- WHAT YOU NEED TO DO
Write out each line in which the string "text" is present.

-=-=-=-=-

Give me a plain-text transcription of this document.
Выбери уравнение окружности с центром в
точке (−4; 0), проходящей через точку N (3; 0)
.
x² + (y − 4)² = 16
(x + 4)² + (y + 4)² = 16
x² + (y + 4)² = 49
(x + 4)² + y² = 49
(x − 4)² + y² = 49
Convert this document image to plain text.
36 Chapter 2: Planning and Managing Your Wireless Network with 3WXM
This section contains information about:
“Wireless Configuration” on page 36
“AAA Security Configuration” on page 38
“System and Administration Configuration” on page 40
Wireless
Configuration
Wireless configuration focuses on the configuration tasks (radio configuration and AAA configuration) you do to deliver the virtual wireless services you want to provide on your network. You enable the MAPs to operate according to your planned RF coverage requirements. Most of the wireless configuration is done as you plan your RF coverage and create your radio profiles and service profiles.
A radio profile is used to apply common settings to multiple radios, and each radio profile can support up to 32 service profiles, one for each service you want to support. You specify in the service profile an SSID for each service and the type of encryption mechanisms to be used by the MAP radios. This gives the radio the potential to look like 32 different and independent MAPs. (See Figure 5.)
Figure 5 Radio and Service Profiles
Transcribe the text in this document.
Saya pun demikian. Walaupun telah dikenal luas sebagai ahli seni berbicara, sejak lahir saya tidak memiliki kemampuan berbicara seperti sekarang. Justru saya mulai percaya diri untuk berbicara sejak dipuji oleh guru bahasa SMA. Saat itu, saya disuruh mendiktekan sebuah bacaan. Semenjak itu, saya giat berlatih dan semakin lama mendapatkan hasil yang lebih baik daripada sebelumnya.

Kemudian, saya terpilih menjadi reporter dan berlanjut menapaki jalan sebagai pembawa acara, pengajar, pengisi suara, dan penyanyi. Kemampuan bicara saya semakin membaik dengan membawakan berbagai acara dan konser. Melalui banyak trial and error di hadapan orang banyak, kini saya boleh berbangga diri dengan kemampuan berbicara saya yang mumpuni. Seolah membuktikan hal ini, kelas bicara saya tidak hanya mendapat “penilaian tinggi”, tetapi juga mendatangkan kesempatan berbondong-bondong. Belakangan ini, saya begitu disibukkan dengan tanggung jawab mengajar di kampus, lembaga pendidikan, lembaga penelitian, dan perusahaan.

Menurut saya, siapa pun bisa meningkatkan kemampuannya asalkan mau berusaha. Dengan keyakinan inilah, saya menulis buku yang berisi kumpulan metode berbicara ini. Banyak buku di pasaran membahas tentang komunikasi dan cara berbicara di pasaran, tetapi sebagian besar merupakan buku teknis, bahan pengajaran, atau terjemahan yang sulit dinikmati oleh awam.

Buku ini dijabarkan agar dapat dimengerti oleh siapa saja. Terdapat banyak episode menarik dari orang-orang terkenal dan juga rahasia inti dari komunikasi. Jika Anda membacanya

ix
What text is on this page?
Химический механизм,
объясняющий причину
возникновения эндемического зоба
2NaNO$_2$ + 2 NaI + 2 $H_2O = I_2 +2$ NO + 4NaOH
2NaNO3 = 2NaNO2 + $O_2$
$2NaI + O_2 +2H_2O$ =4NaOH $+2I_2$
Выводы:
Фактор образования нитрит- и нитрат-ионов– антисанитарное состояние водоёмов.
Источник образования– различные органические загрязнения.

-=-=-=-=-

- SOLUTION
Give me a plain-text transcription of this document.
Convert this document image to plain text.
Transcribe the text in this document.
What text is on this page?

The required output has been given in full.